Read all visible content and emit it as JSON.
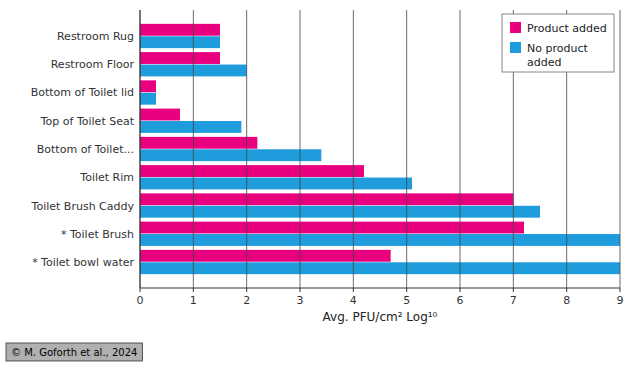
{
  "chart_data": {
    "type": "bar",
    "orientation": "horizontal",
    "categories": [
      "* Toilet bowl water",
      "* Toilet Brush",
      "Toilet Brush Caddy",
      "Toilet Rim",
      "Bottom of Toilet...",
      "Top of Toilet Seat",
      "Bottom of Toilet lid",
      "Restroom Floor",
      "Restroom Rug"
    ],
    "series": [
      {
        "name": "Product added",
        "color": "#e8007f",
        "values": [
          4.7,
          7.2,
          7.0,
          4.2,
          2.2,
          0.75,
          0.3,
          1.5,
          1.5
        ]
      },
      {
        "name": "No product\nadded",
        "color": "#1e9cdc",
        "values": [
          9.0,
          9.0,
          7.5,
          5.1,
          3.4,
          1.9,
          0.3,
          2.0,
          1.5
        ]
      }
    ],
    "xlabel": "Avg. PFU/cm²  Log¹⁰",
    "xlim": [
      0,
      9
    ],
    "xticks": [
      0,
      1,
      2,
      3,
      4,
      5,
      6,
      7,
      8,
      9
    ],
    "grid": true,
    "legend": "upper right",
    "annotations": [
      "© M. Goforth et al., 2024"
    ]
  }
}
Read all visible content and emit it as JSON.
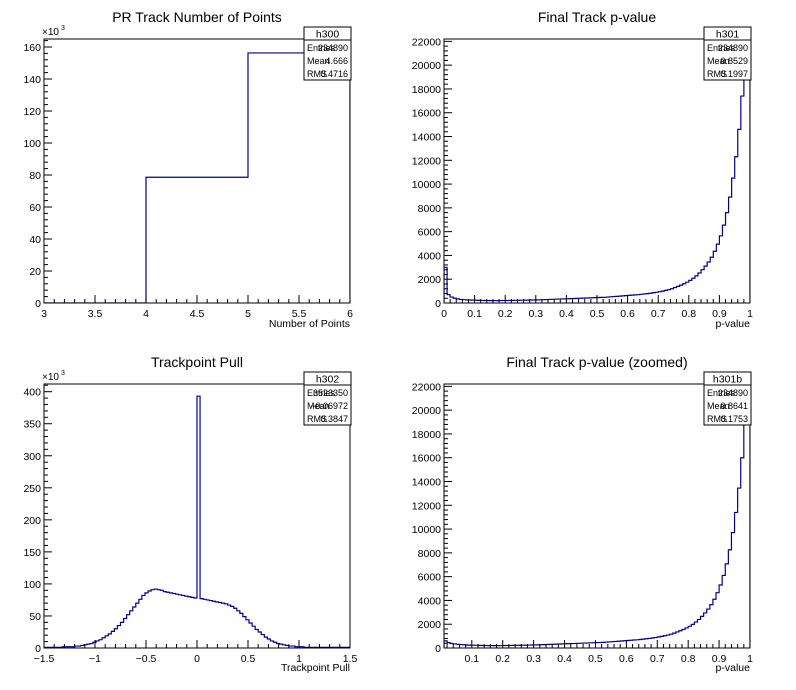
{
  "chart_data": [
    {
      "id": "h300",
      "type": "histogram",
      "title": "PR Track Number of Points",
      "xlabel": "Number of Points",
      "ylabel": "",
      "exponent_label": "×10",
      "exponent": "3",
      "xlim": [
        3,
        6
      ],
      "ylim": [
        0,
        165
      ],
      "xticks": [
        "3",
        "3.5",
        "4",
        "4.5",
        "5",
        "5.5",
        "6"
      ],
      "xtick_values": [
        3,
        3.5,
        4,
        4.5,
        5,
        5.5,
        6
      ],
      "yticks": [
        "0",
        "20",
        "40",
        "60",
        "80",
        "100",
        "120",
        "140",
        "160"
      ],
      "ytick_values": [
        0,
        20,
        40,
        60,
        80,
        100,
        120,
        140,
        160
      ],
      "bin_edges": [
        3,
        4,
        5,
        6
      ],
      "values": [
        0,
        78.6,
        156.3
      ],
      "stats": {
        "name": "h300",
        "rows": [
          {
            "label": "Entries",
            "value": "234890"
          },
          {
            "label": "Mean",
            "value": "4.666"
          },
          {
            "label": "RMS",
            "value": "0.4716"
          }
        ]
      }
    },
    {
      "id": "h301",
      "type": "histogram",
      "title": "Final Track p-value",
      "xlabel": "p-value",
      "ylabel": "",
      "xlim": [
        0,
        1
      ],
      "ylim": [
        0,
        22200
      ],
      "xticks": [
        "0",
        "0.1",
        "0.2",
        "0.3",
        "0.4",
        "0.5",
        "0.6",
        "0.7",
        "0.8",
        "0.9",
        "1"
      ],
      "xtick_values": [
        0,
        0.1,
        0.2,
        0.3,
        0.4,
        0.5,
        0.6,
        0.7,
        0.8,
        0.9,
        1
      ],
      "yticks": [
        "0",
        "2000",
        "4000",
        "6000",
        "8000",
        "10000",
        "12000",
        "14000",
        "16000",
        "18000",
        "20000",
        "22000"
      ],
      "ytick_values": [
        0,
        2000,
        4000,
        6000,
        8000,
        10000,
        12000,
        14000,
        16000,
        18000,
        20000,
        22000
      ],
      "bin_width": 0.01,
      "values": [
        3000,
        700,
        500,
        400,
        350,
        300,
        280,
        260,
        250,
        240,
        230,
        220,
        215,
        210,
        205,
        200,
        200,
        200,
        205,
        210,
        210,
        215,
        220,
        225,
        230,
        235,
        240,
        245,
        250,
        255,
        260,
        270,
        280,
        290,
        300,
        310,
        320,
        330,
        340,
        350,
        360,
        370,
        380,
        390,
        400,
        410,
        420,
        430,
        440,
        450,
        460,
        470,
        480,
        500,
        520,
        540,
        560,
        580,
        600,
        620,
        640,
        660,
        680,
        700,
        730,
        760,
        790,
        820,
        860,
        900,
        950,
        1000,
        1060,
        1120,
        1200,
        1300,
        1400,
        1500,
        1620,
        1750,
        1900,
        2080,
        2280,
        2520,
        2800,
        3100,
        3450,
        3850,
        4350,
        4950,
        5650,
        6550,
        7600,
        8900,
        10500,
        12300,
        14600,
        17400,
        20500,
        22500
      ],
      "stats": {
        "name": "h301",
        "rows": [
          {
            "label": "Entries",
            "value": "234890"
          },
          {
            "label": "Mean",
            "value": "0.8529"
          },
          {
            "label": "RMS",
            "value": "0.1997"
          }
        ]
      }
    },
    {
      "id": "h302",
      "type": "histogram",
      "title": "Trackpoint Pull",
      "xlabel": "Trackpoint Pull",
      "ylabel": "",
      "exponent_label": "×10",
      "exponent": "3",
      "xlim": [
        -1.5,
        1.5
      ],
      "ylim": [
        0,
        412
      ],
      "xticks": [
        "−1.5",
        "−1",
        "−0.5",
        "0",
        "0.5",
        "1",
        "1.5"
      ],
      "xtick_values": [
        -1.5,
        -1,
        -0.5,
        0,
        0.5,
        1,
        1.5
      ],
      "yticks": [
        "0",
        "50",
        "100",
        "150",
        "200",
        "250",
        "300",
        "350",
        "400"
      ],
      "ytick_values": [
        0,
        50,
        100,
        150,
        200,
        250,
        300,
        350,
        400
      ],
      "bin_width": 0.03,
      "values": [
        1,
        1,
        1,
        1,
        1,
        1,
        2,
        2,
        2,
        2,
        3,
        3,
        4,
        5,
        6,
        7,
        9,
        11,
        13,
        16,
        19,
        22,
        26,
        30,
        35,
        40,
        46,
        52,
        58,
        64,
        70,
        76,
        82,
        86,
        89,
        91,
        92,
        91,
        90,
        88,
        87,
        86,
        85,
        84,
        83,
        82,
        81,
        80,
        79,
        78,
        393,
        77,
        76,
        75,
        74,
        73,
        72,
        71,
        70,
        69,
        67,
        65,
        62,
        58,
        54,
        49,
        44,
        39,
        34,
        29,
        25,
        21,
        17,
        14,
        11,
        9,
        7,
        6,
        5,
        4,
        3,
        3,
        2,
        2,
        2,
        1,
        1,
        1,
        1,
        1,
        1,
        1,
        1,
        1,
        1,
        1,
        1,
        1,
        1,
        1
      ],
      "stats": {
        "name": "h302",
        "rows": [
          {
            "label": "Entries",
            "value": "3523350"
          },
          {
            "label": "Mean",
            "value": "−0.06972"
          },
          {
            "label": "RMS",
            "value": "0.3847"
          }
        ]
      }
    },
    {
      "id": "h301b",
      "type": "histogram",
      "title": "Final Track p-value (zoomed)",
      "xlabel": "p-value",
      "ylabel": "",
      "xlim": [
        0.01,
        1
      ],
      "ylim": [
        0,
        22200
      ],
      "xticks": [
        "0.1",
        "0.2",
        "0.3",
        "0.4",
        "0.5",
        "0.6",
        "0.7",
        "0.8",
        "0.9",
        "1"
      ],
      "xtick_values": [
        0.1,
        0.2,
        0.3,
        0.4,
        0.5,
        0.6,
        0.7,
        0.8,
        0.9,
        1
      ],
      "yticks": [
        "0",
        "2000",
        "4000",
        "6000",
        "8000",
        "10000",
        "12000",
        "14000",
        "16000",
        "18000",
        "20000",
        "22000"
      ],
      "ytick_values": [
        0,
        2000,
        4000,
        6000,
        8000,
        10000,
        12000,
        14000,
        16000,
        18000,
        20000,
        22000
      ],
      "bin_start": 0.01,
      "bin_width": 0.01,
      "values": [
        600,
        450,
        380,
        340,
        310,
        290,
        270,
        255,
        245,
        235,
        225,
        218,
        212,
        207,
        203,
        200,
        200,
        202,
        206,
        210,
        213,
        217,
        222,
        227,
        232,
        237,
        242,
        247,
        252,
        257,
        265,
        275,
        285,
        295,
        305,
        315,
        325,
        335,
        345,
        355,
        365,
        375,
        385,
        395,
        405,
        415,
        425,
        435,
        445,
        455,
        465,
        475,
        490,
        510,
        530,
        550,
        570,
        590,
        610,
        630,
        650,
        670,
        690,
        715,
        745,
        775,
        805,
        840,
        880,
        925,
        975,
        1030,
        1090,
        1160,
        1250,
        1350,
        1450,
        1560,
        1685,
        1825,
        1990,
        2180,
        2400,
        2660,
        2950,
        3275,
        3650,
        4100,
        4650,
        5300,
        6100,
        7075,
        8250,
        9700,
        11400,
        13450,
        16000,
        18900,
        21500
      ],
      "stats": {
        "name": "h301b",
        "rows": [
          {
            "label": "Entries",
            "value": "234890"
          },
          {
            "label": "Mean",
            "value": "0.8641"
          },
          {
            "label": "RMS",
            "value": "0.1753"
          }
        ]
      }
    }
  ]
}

========

▸ **Goal**: Select every line where the word "Toilet" occurs.

▸ **Problem solution**:
      "* Toilet bowl water",
      "* Toilet Brush",
      "Toilet Brush Caddy",
      "Toilet Rim",
      "Bottom of Toilet...",
      "Top of Toilet Seat",
      "Bottom of Toilet lid",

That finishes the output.